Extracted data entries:
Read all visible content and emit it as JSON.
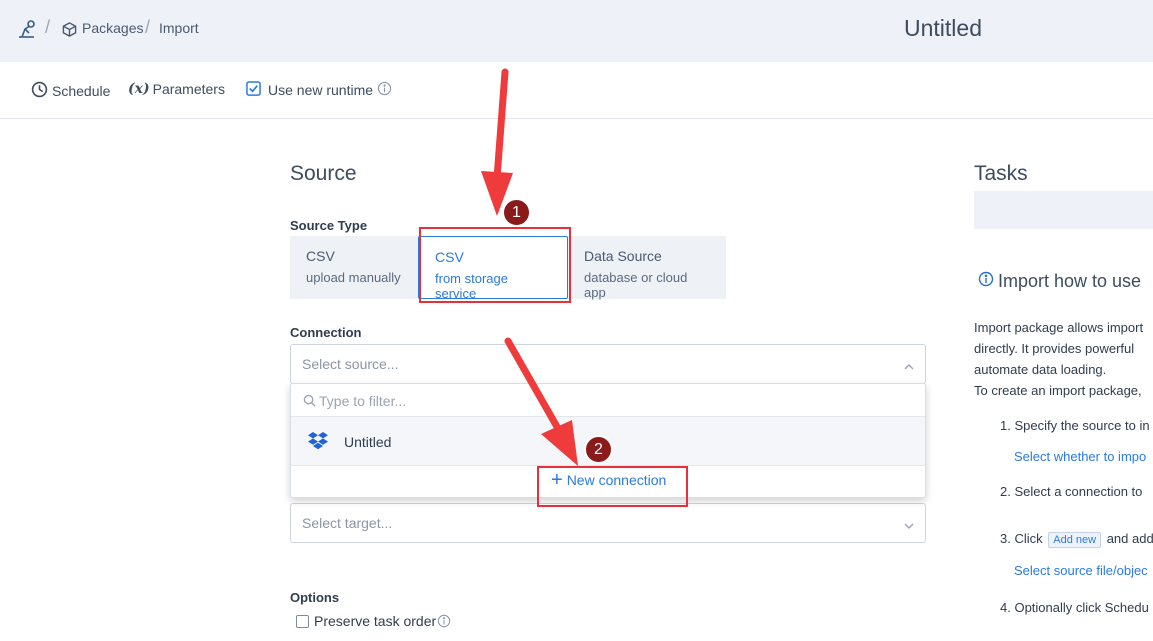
{
  "breadcrumb": {
    "packages": "Packages",
    "import": "Import"
  },
  "page_title": "Untitled",
  "toolbar": {
    "schedule": "Schedule",
    "parameters_prefix": "(x)",
    "parameters": "Parameters",
    "use_new_runtime": "Use new runtime"
  },
  "source": {
    "heading": "Source",
    "source_type_label": "Source Type",
    "types": [
      {
        "title": "CSV",
        "subtitle": "upload manually"
      },
      {
        "title": "CSV",
        "subtitle": "from storage service"
      },
      {
        "title": "Data Source",
        "subtitle": "database or cloud app"
      }
    ],
    "connection_label": "Connection",
    "connection_placeholder": "Select source...",
    "filter_placeholder": "Type to filter...",
    "connection_item": "Untitled",
    "new_connection": "New connection",
    "target_placeholder": "Select target...",
    "options_label": "Options",
    "preserve_task_order": "Preserve task order"
  },
  "tasks": {
    "heading": "Tasks"
  },
  "help": {
    "title": "Import how to use",
    "lines": [
      "Import package allows import",
      "directly. It provides powerful",
      "automate data loading.",
      "To create an import package,"
    ],
    "steps": [
      {
        "text": "1. Specify the source to in",
        "sub": "Select whether to impo"
      },
      {
        "text": "2. Select a connection to",
        "sub": ""
      },
      {
        "text_before": "3. Click",
        "badge": "Add new",
        "text_after": "and add",
        "sub": "Select source file/objec"
      },
      {
        "text": "4. Optionally click Schedu",
        "sub": ""
      }
    ]
  },
  "annotations": {
    "one": "1",
    "two": "2"
  },
  "colors": {
    "accent": "#2a7ae2",
    "annotation_red": "#e8303a",
    "annotation_badge": "#8b1a1a",
    "header_bg": "#eef1f7"
  }
}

Exercise requirements:
Leave out the pictures and repeat everything else in the records exactly.

Correct answer:
Read all visible content and emit it as JSON.
{
  "breadcrumb": {
    "packages": "Packages",
    "import": "Import"
  },
  "page_title": "Untitled",
  "toolbar": {
    "schedule": "Schedule",
    "parameters_prefix": "(x)",
    "parameters": "Parameters",
    "use_new_runtime": "Use new runtime"
  },
  "source": {
    "heading": "Source",
    "source_type_label": "Source Type",
    "types": [
      {
        "title": "CSV",
        "subtitle": "upload manually"
      },
      {
        "title": "CSV",
        "subtitle": "from storage service"
      },
      {
        "title": "Data Source",
        "subtitle": "database or cloud app"
      }
    ],
    "connection_label": "Connection",
    "connection_placeholder": "Select source...",
    "filter_placeholder": "Type to filter...",
    "connection_item": "Untitled",
    "new_connection": "New connection",
    "target_placeholder": "Select target...",
    "options_label": "Options",
    "preserve_task_order": "Preserve task order"
  },
  "tasks": {
    "heading": "Tasks"
  },
  "help": {
    "title": "Import how to use",
    "lines": [
      "Import package allows import",
      "directly. It provides powerful",
      "automate data loading.",
      "To create an import package,"
    ],
    "steps": [
      {
        "text": "1. Specify the source to in",
        "sub": "Select whether to impo"
      },
      {
        "text": "2. Select a connection to",
        "sub": ""
      },
      {
        "text_before": "3. Click",
        "badge": "Add new",
        "text_after": "and add",
        "sub": "Select source file/objec"
      },
      {
        "text": "4. Optionally click Schedu",
        "sub": ""
      }
    ]
  },
  "annotations": {
    "one": "1",
    "two": "2"
  },
  "colors": {
    "accent": "#2a7ae2",
    "annotation_red": "#e8303a",
    "annotation_badge": "#8b1a1a",
    "header_bg": "#eef1f7"
  }
}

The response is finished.